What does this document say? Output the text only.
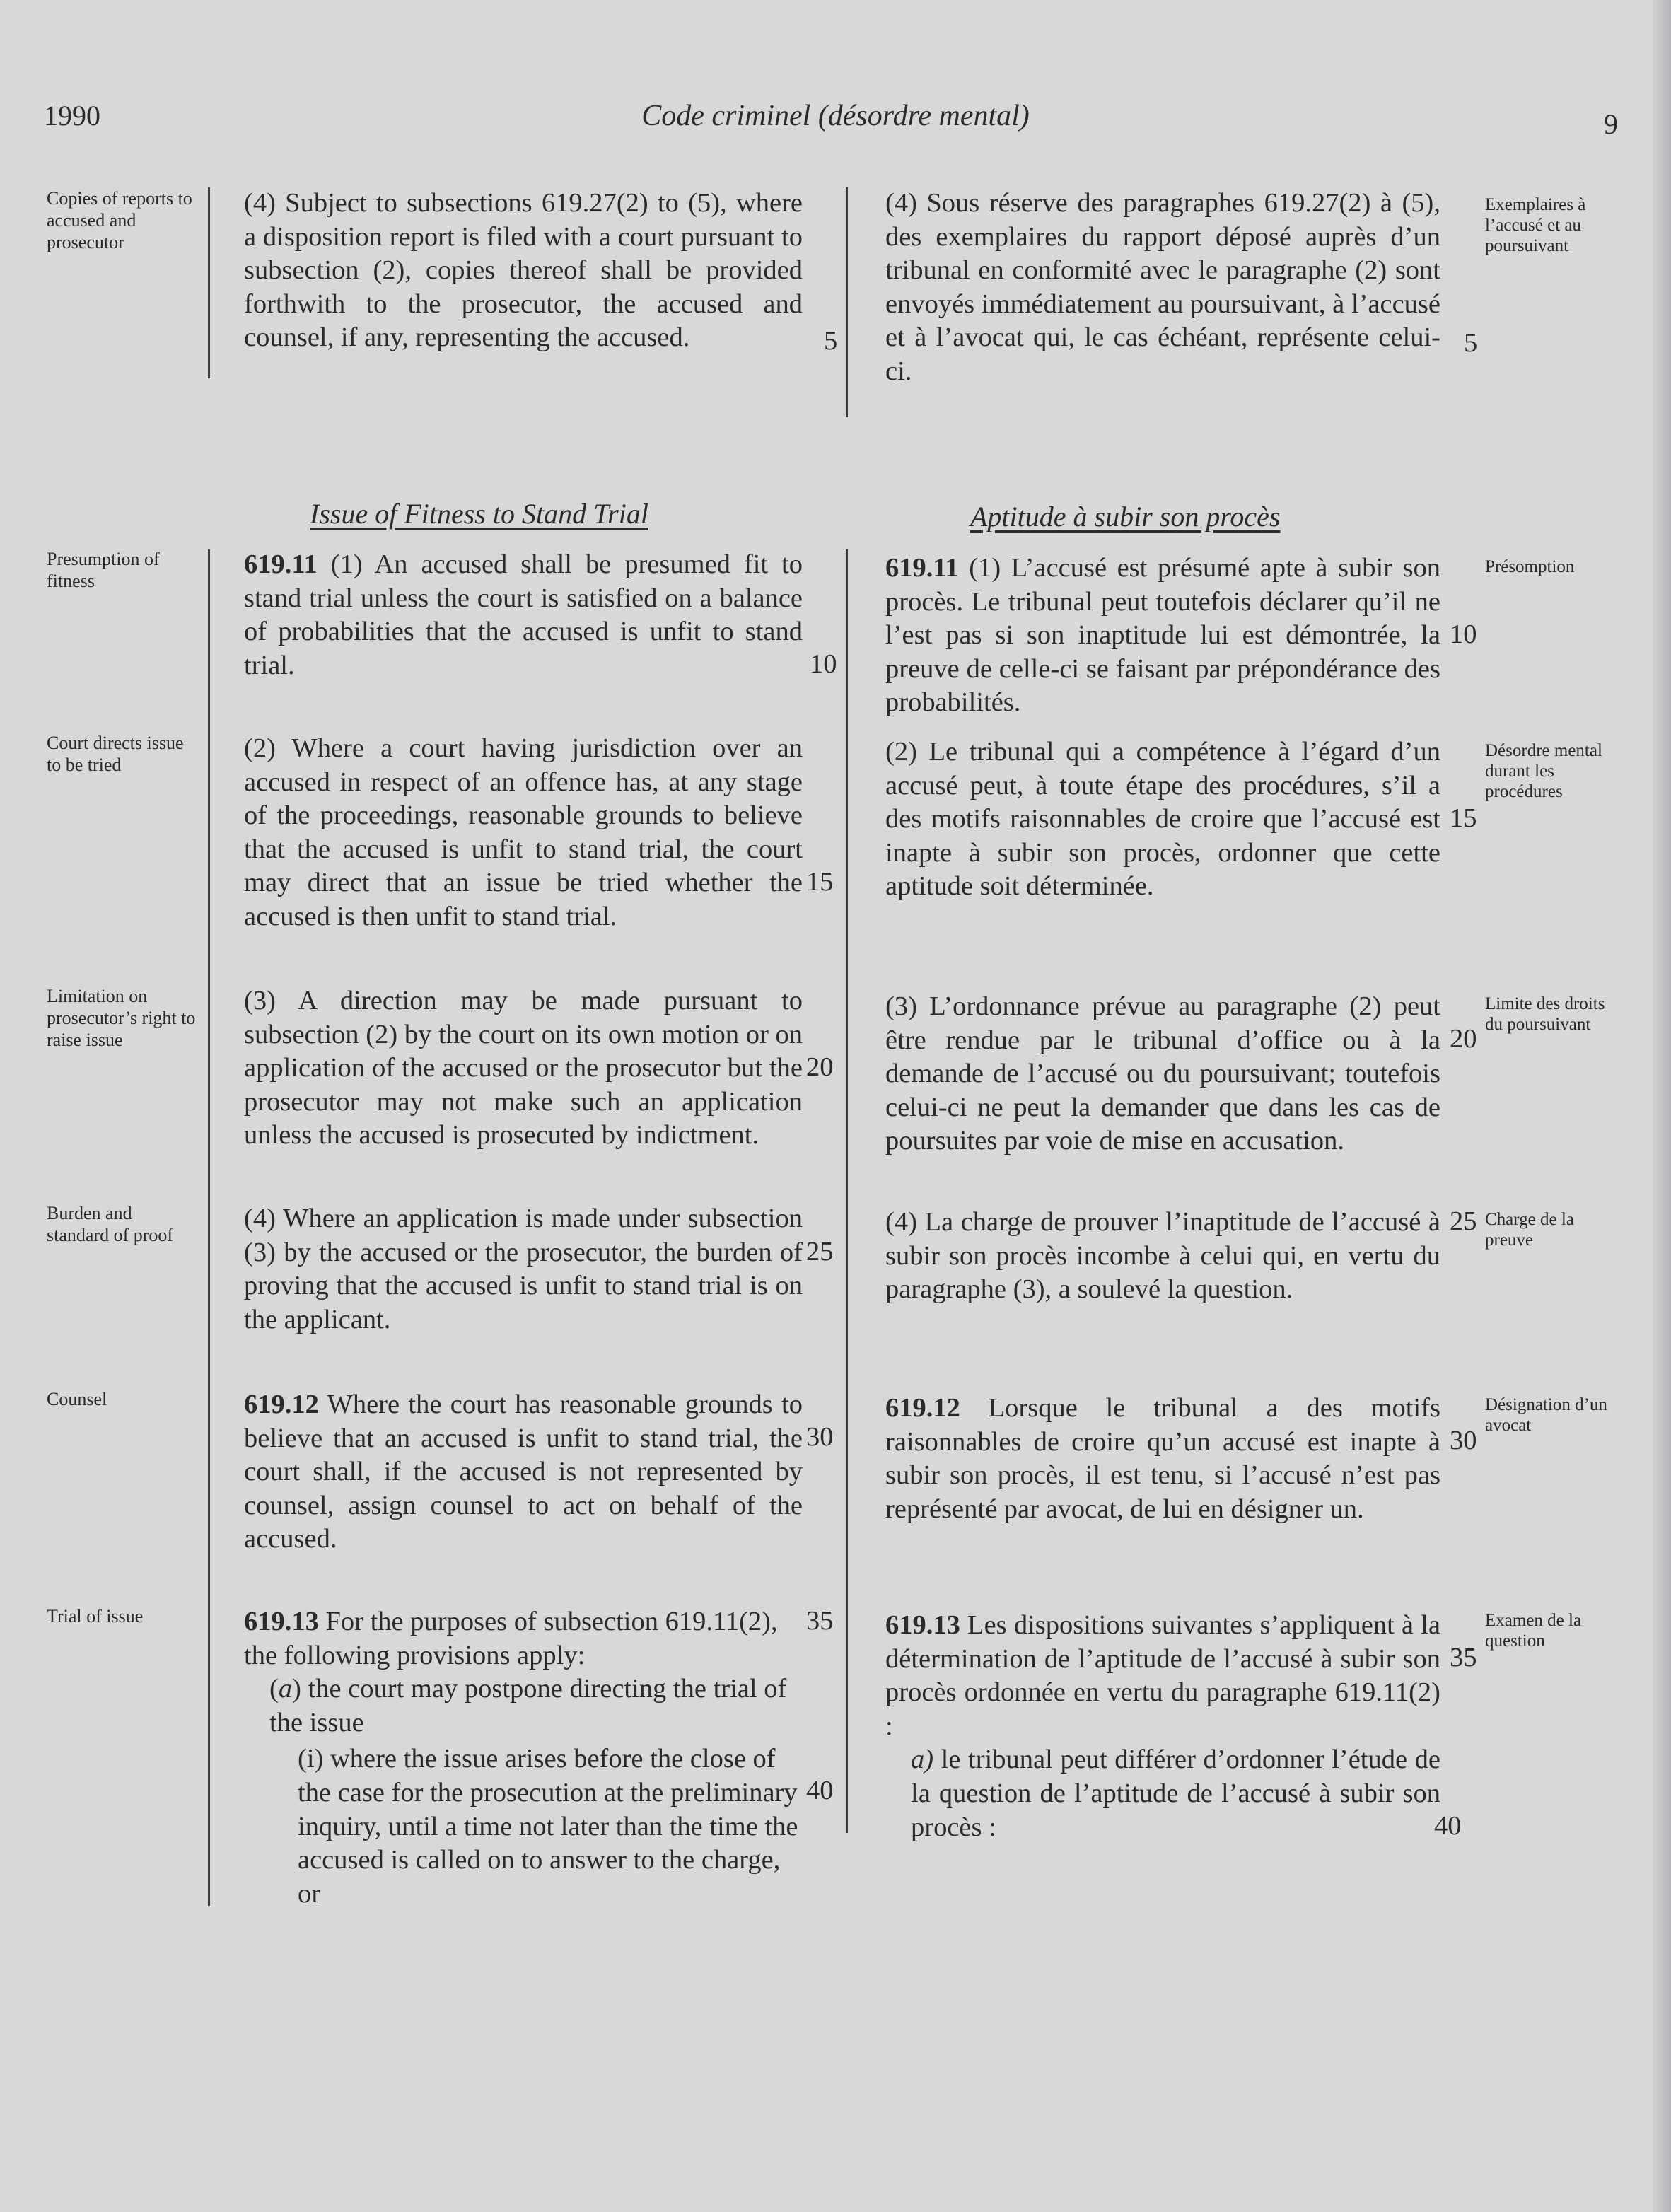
1990	Code criminel (désordre mental)	9
Copies of reports to accused and prosecutor
Presumption of fitness
Court directs issue to be tried
Limitation on prosecutor’s right to raise issue
Burden and standard of proof
Counsel
Trial of issue
Exemplaires à l’accusé et au poursuivant
Présomption
Désordre mental durant les procédures
Limite des droits du poursuivant
Charge de la preuve
Désignation d’un avocat
Examen de la question
Issue of Fitness to Stand Trial	Aptitude à subir son procès

(4) Subject to subsections 619.27(2) to (5), where a disposition report is filed with a court pursuant to subsection (2), copies thereof shall be provided forthwith to the prosecutor, the accused and counsel, if any, representing the accused.

619.11 (1) An accused shall be presumed fit to stand trial unless the court is satisfied on a balance of probabilities that the accused is unfit to stand trial.

(2) Where a court having jurisdiction over an accused in respect of an offence has, at any stage of the proceedings, reasonable grounds to believe that the accused is unfit to stand trial, the court may direct that an issue be tried whether the accused is then unfit to stand trial.

(3) A direction may be made pursuant to subsection (2) by the court on its own motion or on application of the accused or the prosecutor but the prosecutor may not make such an application unless the accused is prosecuted by indictment.

(4) Where an application is made under subsection (3) by the accused or the prosecutor, the burden of proving that the accused is unfit to stand trial is on the applicant.

619.12 Where the court has reasonable grounds to believe that an accused is unfit to stand trial, the court shall, if the accused is not represented by counsel, assign counsel to act on behalf of the accused.

619.13 For the purposes of subsection 619.11(2), the following provisions apply:

(a) the court may postpone directing the trial of the issue

(i) where the issue arises before the close of the case for the prosecution at the preliminary inquiry, until a time not later than the time the accused is called on to answer to the charge, or

(4) Sous réserve des paragraphes 619.27(2) à (5), des exemplaires du rapport déposé auprès d’un tribunal en conformité avec le paragraphe (2) sont envoyés immédiatement au poursuivant, à l’accusé et à l’avocat qui, le cas échéant, représente celui-ci.

619.11 (1) L’accusé est présumé apte à subir son procès. Le tribunal peut toutefois déclarer qu’il ne l’est pas si son inaptitude lui est démontrée, la preuve de celle-ci se faisant par prépondérance des probabilités.

(2) Le tribunal qui a compétence à l’égard d’un accusé peut, à toute étape des procédures, s’il a des motifs raisonnables de croire que l’accusé est inapte à subir son procès, ordonner que cette aptitude soit déterminée.

(3) L’ordonnance prévue au paragraphe (2) peut être rendue par le tribunal d’office ou à la demande de l’accusé ou du poursuivant; toutefois celui-ci ne peut la demander que dans les cas de poursuites par voie de mise en accusation.

(4) La charge de prouver l’inaptitude de l’accusé à subir son procès incombe à celui qui, en vertu du paragraphe (3), a soulevé la question.

619.12 Lorsque le tribunal a des motifs raisonnables de croire qu’un accusé est inapte à subir son procès, il est tenu, si l’accusé n’est pas représenté par avocat, de lui en désigner un.

619.13 Les dispositions suivantes s’appliquent à la détermination de l’aptitude de l’accusé à subir son procès ordonnée en vertu du paragraphe 619.11(2) :

a) le tribunal peut différer d’ordonner l’étude de la question de l’aptitude de l’accusé à subir son procès :

5
10
15
20
25
30
35
40
5
10
15
20
25
30
35
40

# What is expected
Return each line from the material above exactly, but not the pictures.

# The response
What does this document say? Output the text only.
1990	Code criminel (désordre mental)	9
Copies of reports to accused and prosecutor
Presumption of fitness
Court directs issue to be tried
Limitation on prosecutor’s right to raise issue
Burden and standard of proof
Counsel
Trial of issue
Exemplaires à l’accusé et au poursuivant
Présomption
Désordre mental durant les procédures
Limite des droits du poursuivant
Charge de la preuve
Désignation d’un avocat
Examen de la question
Issue of Fitness to Stand Trial	Aptitude à subir son procès

(4) Subject to subsections 619.27(2) to (5), where a disposition report is filed with a court pursuant to subsection (2), copies thereof shall be provided forthwith to the prosecutor, the accused and counsel, if any, representing the accused.

619.11 (1) An accused shall be presumed fit to stand trial unless the court is satisfied on a balance of probabilities that the accused is unfit to stand trial.

(2) Where a court having jurisdiction over an accused in respect of an offence has, at any stage of the proceedings, reasonable grounds to believe that the accused is unfit to stand trial, the court may direct that an issue be tried whether the accused is then unfit to stand trial.

(3) A direction may be made pursuant to subsection (2) by the court on its own motion or on application of the accused or the prosecutor but the prosecutor may not make such an application unless the accused is prosecuted by indictment.

(4) Where an application is made under subsection (3) by the accused or the prosecutor, the burden of proving that the accused is unfit to stand trial is on the applicant.

619.12 Where the court has reasonable grounds to believe that an accused is unfit to stand trial, the court shall, if the accused is not represented by counsel, assign counsel to act on behalf of the accused.

619.13 For the purposes of subsection 619.11(2), the following provisions apply:

(a) the court may postpone directing the trial of the issue

(i) where the issue arises before the close of the case for the prosecution at the preliminary inquiry, until a time not later than the time the accused is called on to answer to the charge, or

(4) Sous réserve des paragraphes 619.27(2) à (5), des exemplaires du rapport déposé auprès d’un tribunal en conformité avec le paragraphe (2) sont envoyés immédiatement au poursuivant, à l’accusé et à l’avocat qui, le cas échéant, représente celui-ci.

619.11 (1) L’accusé est présumé apte à subir son procès. Le tribunal peut toutefois déclarer qu’il ne l’est pas si son inaptitude lui est démontrée, la preuve de celle-ci se faisant par prépondérance des probabilités.

(2) Le tribunal qui a compétence à l’égard d’un accusé peut, à toute étape des procédures, s’il a des motifs raisonnables de croire que l’accusé est inapte à subir son procès, ordonner que cette aptitude soit déterminée.

(3) L’ordonnance prévue au paragraphe (2) peut être rendue par le tribunal d’office ou à la demande de l’accusé ou du poursuivant; toutefois celui-ci ne peut la demander que dans les cas de poursuites par voie de mise en accusation.

(4) La charge de prouver l’inaptitude de l’accusé à subir son procès incombe à celui qui, en vertu du paragraphe (3), a soulevé la question.

619.12 Lorsque le tribunal a des motifs raisonnables de croire qu’un accusé est inapte à subir son procès, il est tenu, si l’accusé n’est pas représenté par avocat, de lui en désigner un.

619.13 Les dispositions suivantes s’appliquent à la détermination de l’aptitude de l’accusé à subir son procès ordonnée en vertu du paragraphe 619.11(2) :

a) le tribunal peut différer d’ordonner l’étude de la question de l’aptitude de l’accusé à subir son procès :

5
10
15
20
25
30
35
40
5
10
15
20
25
30
35
40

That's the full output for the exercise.